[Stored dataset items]
• • • •
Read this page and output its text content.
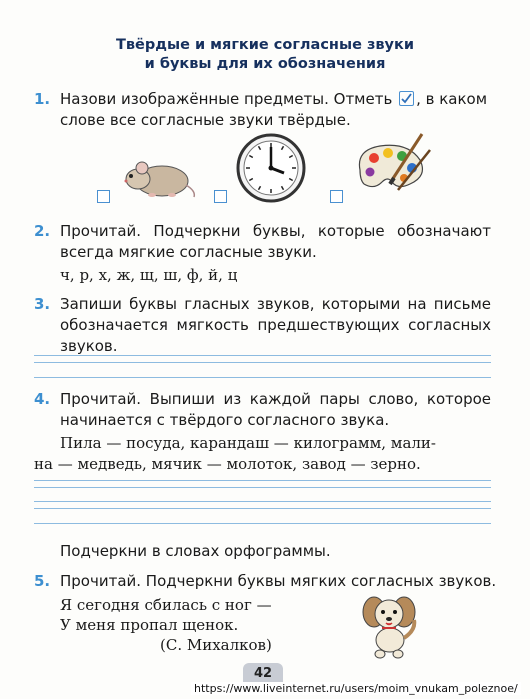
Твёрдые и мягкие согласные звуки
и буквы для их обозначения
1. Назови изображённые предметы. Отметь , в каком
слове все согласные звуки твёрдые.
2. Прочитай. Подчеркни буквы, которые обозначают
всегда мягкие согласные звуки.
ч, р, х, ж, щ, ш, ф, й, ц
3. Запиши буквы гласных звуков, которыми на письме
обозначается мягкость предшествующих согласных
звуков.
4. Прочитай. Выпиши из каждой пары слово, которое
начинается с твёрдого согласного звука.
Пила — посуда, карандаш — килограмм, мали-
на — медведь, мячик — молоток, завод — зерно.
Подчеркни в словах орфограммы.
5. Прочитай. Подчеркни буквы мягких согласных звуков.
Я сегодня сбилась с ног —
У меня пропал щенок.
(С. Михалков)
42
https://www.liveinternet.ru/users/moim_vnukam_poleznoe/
• • • •
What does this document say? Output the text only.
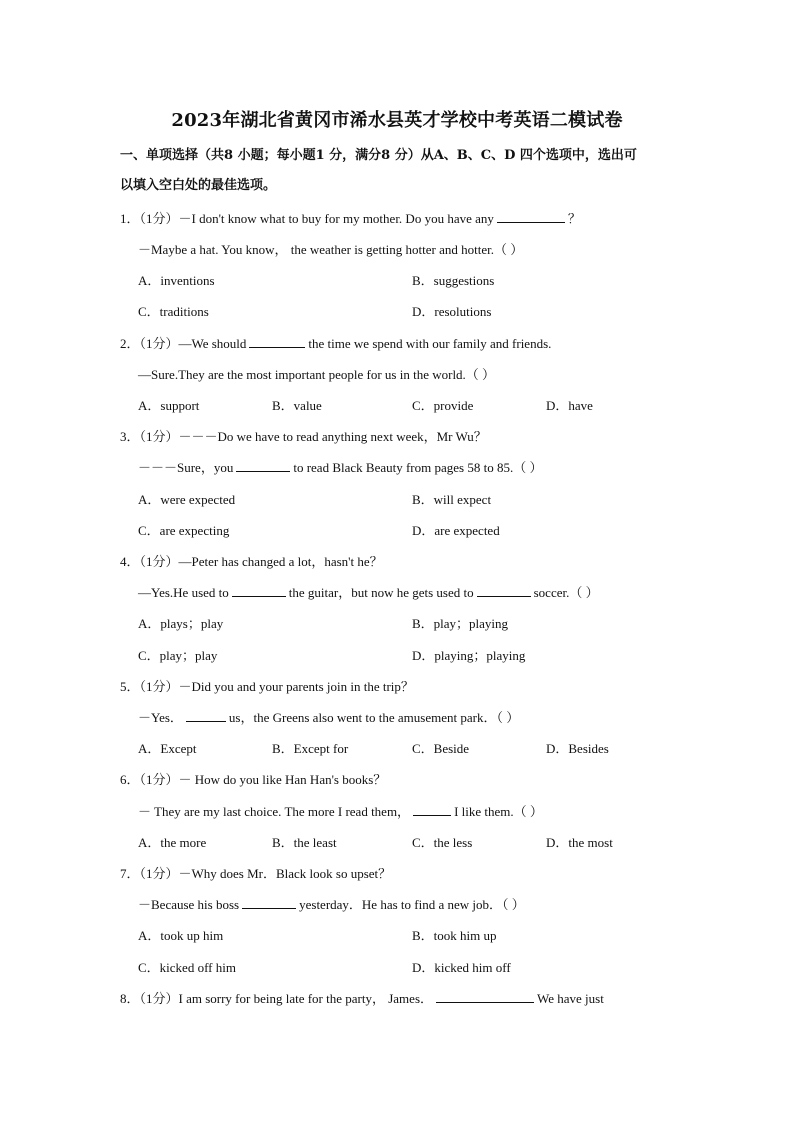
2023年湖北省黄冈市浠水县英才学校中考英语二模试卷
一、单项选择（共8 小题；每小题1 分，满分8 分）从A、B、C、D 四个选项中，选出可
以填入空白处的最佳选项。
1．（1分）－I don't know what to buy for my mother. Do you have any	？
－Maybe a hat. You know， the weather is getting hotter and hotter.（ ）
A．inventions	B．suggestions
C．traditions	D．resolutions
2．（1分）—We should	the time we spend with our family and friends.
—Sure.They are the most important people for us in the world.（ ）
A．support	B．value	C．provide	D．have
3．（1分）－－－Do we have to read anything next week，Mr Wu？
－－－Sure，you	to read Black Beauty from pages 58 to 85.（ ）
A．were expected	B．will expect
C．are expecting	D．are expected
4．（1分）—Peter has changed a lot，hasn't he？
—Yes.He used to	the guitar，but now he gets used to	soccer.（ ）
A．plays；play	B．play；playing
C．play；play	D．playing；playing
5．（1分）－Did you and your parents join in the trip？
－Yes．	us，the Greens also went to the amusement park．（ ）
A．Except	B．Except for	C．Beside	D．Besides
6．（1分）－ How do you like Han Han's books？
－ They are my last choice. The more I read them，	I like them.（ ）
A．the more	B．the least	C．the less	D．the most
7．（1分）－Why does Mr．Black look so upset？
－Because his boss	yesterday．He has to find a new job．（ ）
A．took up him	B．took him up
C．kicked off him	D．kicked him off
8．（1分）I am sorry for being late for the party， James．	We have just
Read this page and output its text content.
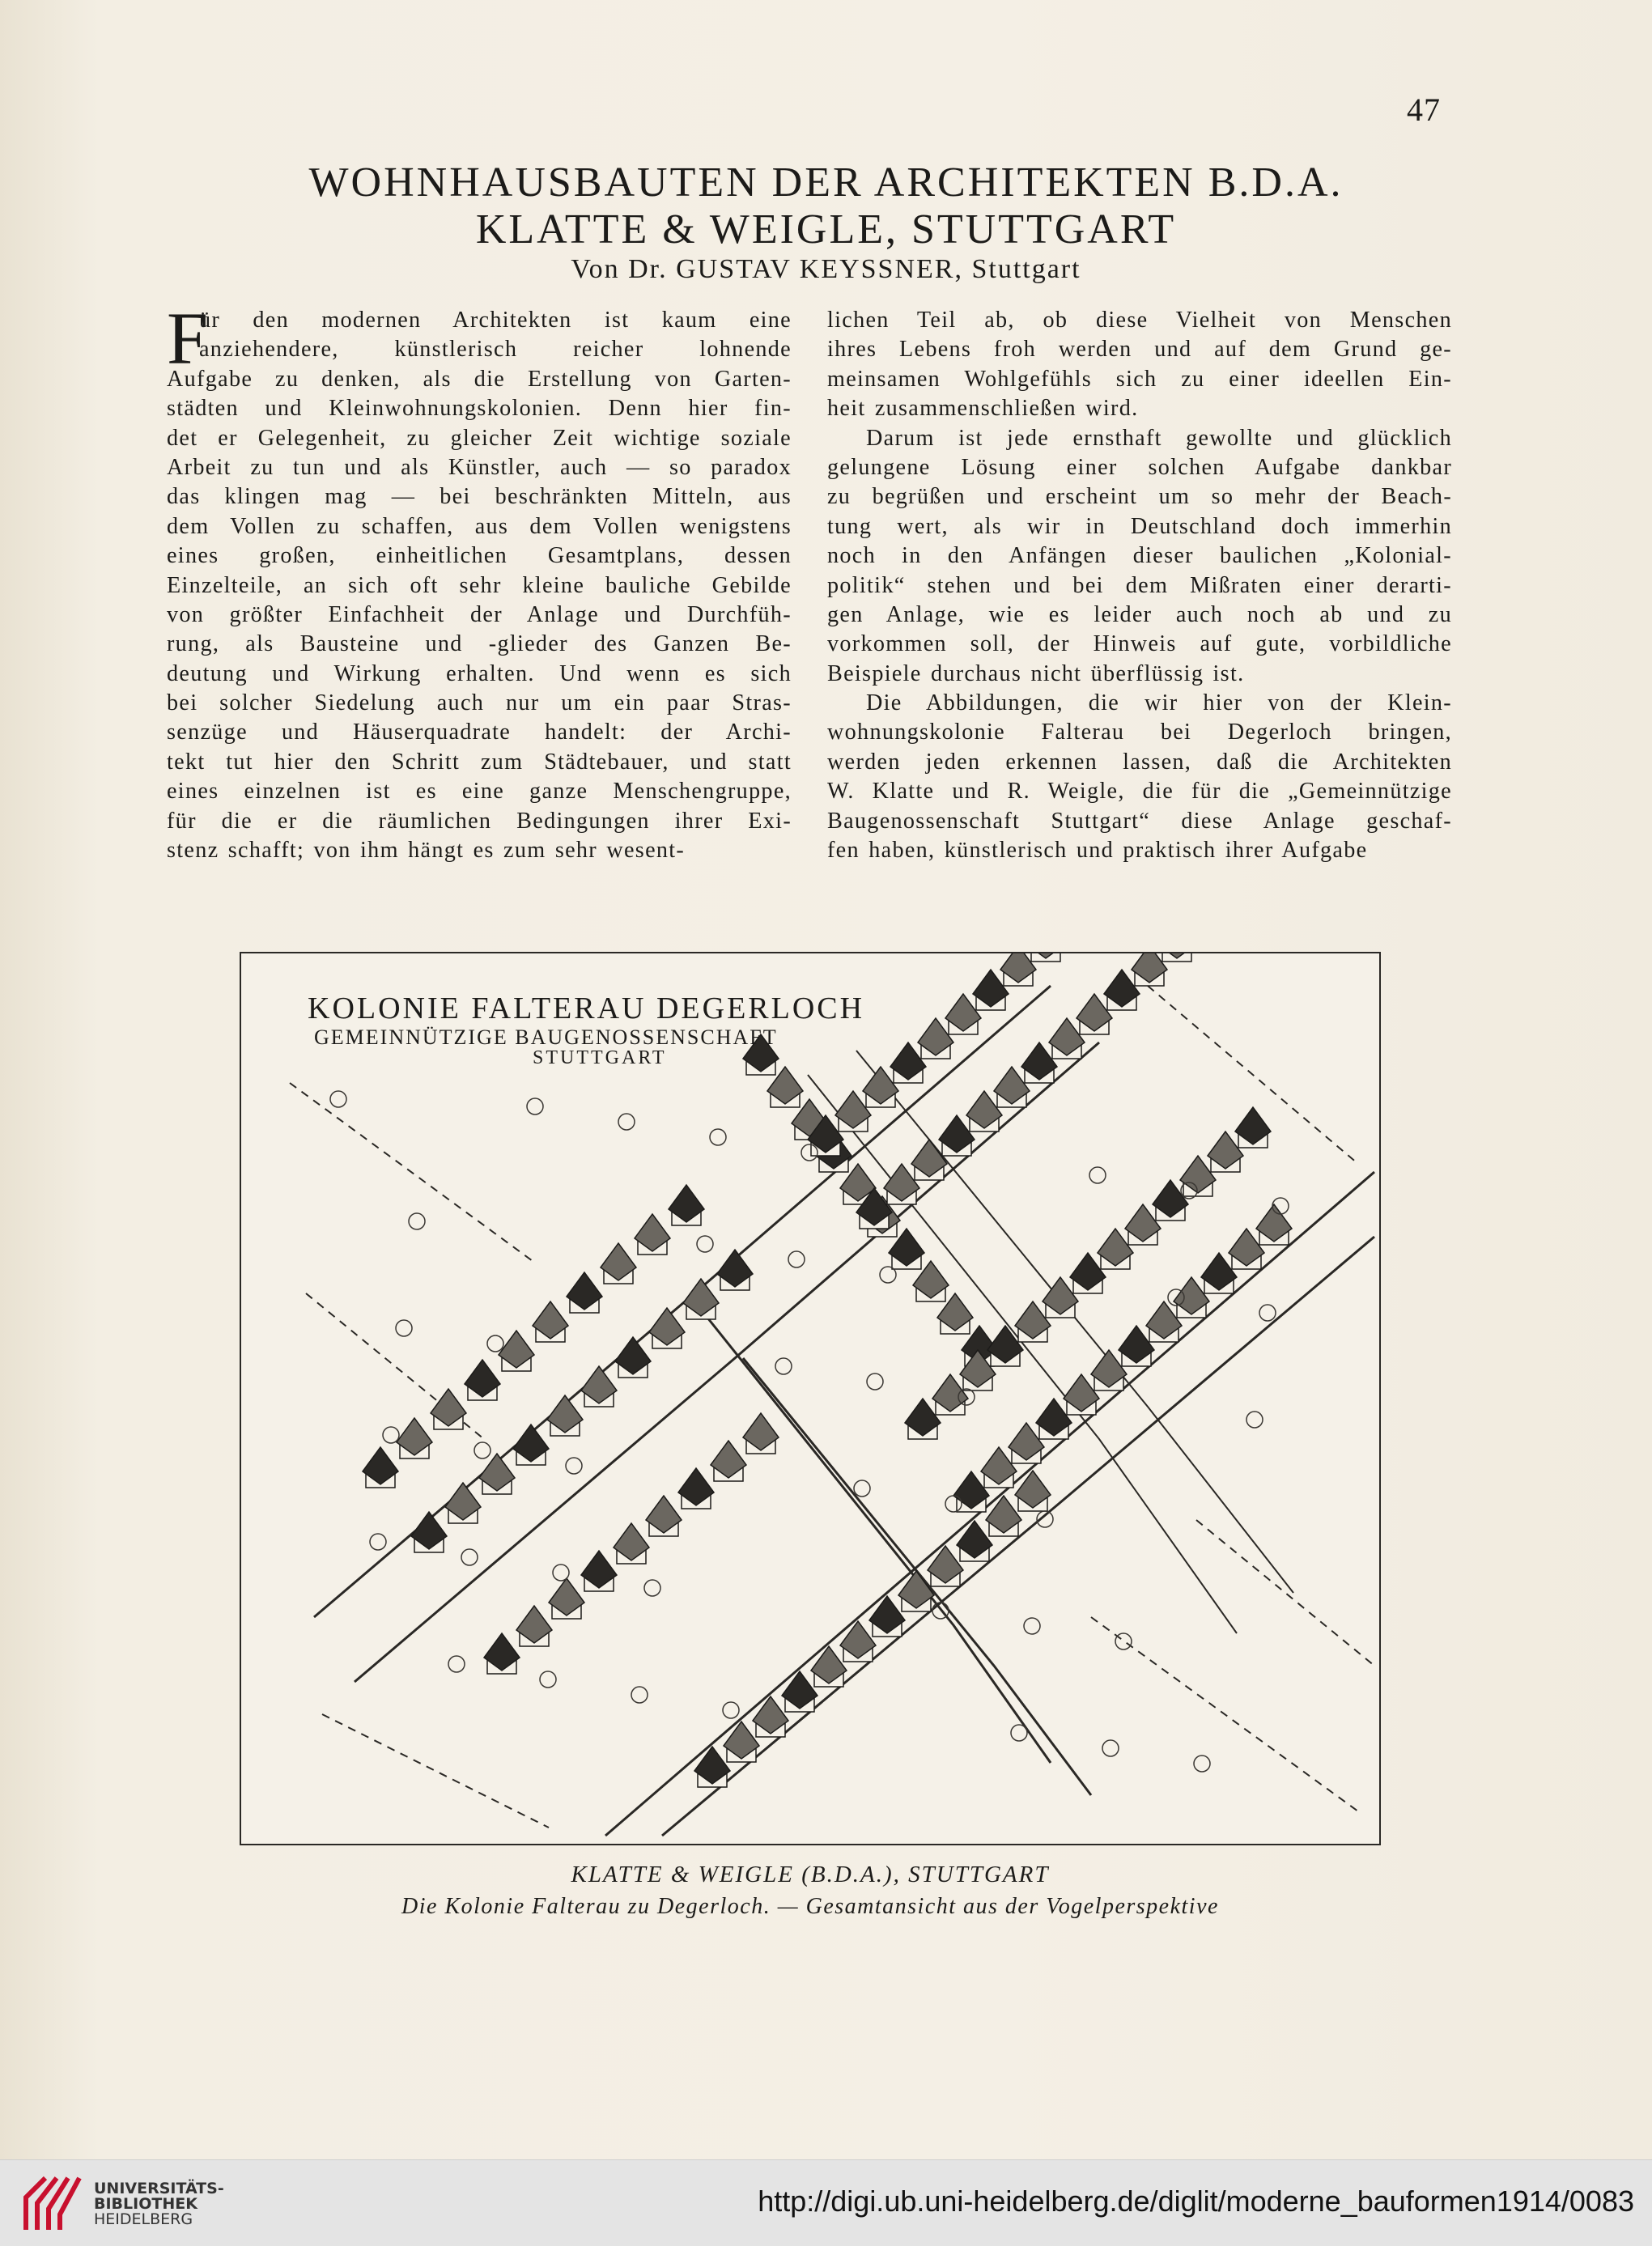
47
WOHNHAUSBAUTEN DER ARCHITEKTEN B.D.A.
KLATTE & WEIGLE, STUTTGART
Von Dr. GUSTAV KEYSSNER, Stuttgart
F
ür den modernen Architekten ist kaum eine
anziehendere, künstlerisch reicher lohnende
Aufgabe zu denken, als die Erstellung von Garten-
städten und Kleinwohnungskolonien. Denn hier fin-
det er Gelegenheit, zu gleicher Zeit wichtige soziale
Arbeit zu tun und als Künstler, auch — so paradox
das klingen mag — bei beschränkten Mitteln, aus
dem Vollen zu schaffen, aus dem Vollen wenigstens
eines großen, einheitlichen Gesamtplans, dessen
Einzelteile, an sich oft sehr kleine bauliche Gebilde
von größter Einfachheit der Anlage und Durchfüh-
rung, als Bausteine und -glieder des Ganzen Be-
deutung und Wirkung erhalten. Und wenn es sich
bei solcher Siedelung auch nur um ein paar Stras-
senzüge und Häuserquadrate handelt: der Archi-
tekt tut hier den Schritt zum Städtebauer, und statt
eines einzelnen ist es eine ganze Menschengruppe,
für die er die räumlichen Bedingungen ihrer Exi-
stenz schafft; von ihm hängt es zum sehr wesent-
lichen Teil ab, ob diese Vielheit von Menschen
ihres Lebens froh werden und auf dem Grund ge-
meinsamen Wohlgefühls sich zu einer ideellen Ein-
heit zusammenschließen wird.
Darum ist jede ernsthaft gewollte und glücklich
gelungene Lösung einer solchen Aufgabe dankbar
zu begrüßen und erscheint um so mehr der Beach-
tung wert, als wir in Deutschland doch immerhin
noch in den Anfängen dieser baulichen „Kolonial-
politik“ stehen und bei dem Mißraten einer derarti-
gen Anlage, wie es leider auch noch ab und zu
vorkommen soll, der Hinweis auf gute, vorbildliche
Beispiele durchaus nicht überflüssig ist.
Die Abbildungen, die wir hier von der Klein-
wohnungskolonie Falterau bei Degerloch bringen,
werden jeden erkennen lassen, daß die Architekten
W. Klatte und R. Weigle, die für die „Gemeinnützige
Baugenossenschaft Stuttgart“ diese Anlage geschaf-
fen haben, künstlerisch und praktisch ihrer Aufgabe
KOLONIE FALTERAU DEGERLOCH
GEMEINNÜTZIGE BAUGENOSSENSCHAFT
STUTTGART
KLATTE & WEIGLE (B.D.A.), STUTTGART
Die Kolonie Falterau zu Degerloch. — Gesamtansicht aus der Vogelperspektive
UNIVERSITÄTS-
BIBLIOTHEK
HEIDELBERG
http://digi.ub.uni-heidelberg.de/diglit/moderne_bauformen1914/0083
• • • •
Task prompt
Give the number of lines in the listing above that contain "мягкие", and nothing else.

Problem solution
2